_What to produce:_
Filter the records below and copy every line containing the word "Slunce".

_Records for this exercise:_
----------
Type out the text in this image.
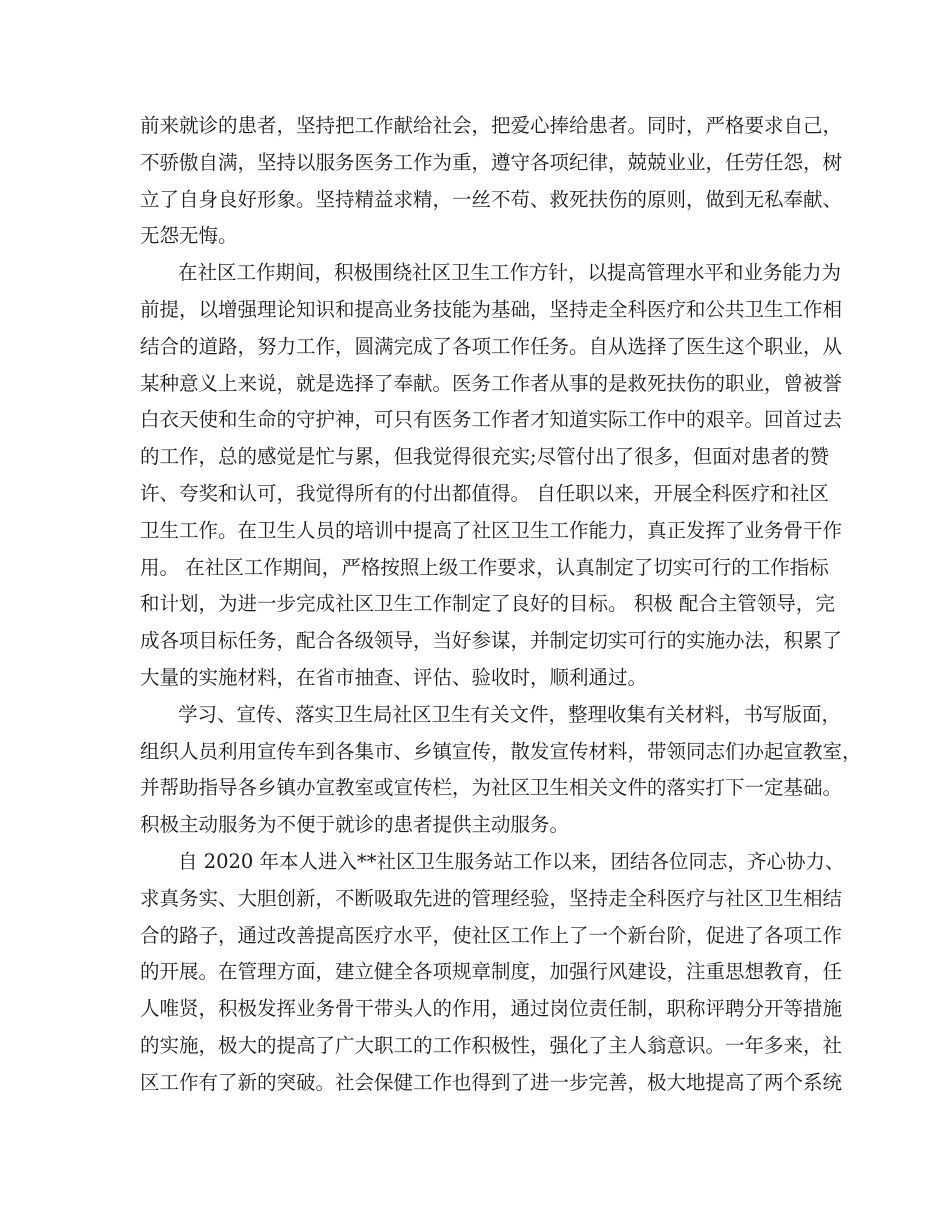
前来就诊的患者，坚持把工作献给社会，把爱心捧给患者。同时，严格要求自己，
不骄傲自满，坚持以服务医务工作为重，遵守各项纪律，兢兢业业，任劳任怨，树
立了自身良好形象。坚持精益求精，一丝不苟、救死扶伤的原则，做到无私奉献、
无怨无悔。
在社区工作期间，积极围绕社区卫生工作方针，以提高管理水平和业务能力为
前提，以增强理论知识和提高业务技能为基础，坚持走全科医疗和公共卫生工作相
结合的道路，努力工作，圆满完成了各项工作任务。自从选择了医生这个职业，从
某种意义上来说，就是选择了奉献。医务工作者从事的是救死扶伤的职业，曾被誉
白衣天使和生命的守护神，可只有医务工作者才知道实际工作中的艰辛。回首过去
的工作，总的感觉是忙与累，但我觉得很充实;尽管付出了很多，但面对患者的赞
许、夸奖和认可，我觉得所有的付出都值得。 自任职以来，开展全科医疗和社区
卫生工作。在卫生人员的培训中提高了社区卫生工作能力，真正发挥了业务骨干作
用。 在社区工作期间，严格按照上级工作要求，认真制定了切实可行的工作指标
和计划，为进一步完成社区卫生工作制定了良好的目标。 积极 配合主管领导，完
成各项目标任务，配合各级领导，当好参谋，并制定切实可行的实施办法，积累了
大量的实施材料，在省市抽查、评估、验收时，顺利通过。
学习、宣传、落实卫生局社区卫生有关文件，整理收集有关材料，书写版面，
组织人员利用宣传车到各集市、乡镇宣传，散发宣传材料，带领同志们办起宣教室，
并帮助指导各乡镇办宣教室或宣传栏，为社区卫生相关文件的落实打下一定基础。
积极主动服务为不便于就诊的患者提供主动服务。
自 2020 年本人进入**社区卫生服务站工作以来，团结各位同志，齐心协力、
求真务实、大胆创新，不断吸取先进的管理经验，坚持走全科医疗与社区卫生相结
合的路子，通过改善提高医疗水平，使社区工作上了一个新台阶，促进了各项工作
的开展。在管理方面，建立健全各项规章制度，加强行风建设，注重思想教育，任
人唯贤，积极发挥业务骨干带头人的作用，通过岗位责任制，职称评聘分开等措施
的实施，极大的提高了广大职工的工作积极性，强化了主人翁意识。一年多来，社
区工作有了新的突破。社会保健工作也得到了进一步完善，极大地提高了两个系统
----------
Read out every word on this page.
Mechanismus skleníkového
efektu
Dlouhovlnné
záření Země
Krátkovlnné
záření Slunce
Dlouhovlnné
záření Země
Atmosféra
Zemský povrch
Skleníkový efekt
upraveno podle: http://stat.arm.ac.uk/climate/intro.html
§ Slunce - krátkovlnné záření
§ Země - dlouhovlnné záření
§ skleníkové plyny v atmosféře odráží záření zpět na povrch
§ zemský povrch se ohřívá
----------
_Task response:_
záření Slunce
§ Slunce - krátkovlnné záření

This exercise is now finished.